(Saved data entries)
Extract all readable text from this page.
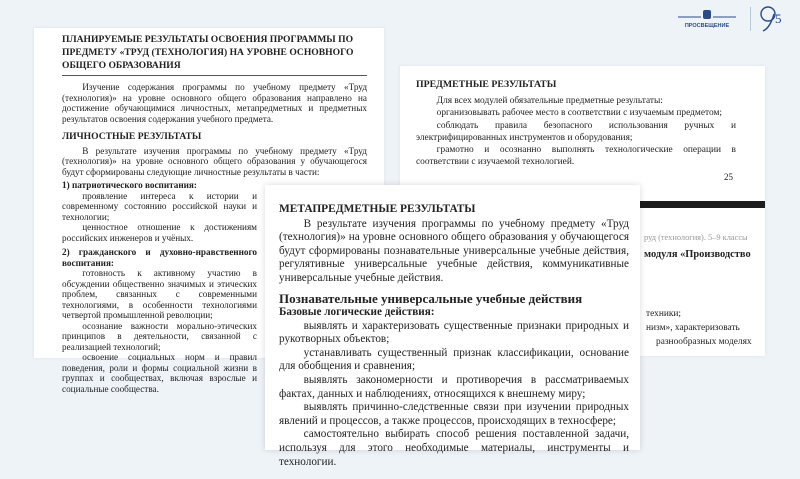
ПРОСВЕЩЕНИЕ	5
ПЛАНИРУЕМЫЕ РЕЗУЛЬТАТЫ ОСВОЕНИЯ ПРОГРАММЫ ПО ПРЕДМЕТУ «ТРУД (ТЕХНОЛОГИЯ) НА УРОВНЕ ОСНОВНОГО ОБЩЕГО ОБРАЗОВАНИЯ

Изучение содержания программы по учебному предмету «Труд (технология)» на уровне основного общего образования направлено на достижение обучающимися личностных, метапредметных и предметных результатов освоения содержания учебного предмета.

ЛИЧНОСТНЫЕ РЕЗУЛЬТАТЫ

В результате изучения программы по учебному предмету «Труд (технология)» на уровне основного общего образования у обучающегося будут сформированы следующие личностные результаты в части:

1) патриотического воспитания:

проявление интереса к истории и современному состоянию российской науки и технологии;

ценностное отношение к достижениям российских инженеров и учёных.

2) гражданского и духовно-нравственного воспитания:

готовность к активному участию в обсуждении общественно значимых и этических проблем, связанных с современными технологиями, в особенности технологиями четвертой промышленной революции;

осознание важности морально-этических принципов в деятельности, связанной с реализацией технологий;

освоение социальных норм и правил поведения, роли и формы социальной жизни в группах и сообществах, включая взрослые и социальные сообщества.

ПРЕДМЕТНЫЕ РЕЗУЛЬТАТЫ

Для всех модулей обязательные предметные результаты:

организовывать рабочее место в соответствии с изучаемым предметом;

соблюдать правила безопасного использования ручных и электрифицированных инструментов и оборудования;

грамотно и осознанно выполнять технологические операции в соответствии с изучаемой технологией.

25
руд (технология). 5–9 классы
модуля «Производство
техники;
низм», характеризовать
разнообразных моделях
МЕТАПРЕДМЕТНЫЕ РЕЗУЛЬТАТЫ

В результате изучения программы по учебному предмету «Труд (технология)» на уровне основного общего образования у обучающегося будут сформированы познавательные универсальные учебные действия, регулятивные универсальные учебные действия, коммуникативные универсальные учебные действия.

Познавательные универсальные учебные действия

Базовые логические действия:

выявлять и характеризовать существенные признаки природных и рукотворных объектов;

устанавливать существенный признак классификации, основание для обобщения и сравнения;

выявлять закономерности и противоречия в рассматриваемых фактах, данных и наблюдениях, относящихся к внешнему миру;

выявлять причинно-следственные связи при изучении природных явлений и процессов, а также процессов, происходящих в техносфере;

самостоятельно выбирать способ решения поставленной задачи, используя для этого необходимые материалы, инструменты и технологии.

Aim:
Quote every record above exactly, leaving out the pictures.

Solution:
Extract all readable text from this page.
ПРОСВЕЩЕНИЕ	5
ПЛАНИРУЕМЫЕ РЕЗУЛЬТАТЫ ОСВОЕНИЯ ПРОГРАММЫ ПО ПРЕДМЕТУ «ТРУД (ТЕХНОЛОГИЯ) НА УРОВНЕ ОСНОВНОГО ОБЩЕГО ОБРАЗОВАНИЯ

Изучение содержания программы по учебному предмету «Труд (технология)» на уровне основного общего образования направлено на достижение обучающимися личностных, метапредметных и предметных результатов освоения содержания учебного предмета.

ЛИЧНОСТНЫЕ РЕЗУЛЬТАТЫ

В результате изучения программы по учебному предмету «Труд (технология)» на уровне основного общего образования у обучающегося будут сформированы следующие личностные результаты в части:

1) патриотического воспитания:

проявление интереса к истории и современному состоянию российской науки и технологии;

ценностное отношение к достижениям российских инженеров и учёных.

2) гражданского и духовно-нравственного воспитания:

готовность к активному участию в обсуждении общественно значимых и этических проблем, связанных с современными технологиями, в особенности технологиями четвертой промышленной революции;

осознание важности морально-этических принципов в деятельности, связанной с реализацией технологий;

освоение социальных норм и правил поведения, роли и формы социальной жизни в группах и сообществах, включая взрослые и социальные сообщества.

ПРЕДМЕТНЫЕ РЕЗУЛЬТАТЫ

Для всех модулей обязательные предметные результаты:

организовывать рабочее место в соответствии с изучаемым предметом;

соблюдать правила безопасного использования ручных и электрифицированных инструментов и оборудования;

грамотно и осознанно выполнять технологические операции в соответствии с изучаемой технологией.

25
руд (технология). 5–9 классы
модуля «Производство
техники;
низм», характеризовать
разнообразных моделях
МЕТАПРЕДМЕТНЫЕ РЕЗУЛЬТАТЫ

В результате изучения программы по учебному предмету «Труд (технология)» на уровне основного общего образования у обучающегося будут сформированы познавательные универсальные учебные действия, регулятивные универсальные учебные действия, коммуникативные универсальные учебные действия.

Познавательные универсальные учебные действия

Базовые логические действия:

выявлять и характеризовать существенные признаки природных и рукотворных объектов;

устанавливать существенный признак классификации, основание для обобщения и сравнения;

выявлять закономерности и противоречия в рассматриваемых фактах, данных и наблюдениях, относящихся к внешнему миру;

выявлять причинно-следственные связи при изучении природных явлений и процессов, а также процессов, происходящих в техносфере;

самостоятельно выбирать способ решения поставленной задачи, используя для этого необходимые материалы, инструменты и технологии.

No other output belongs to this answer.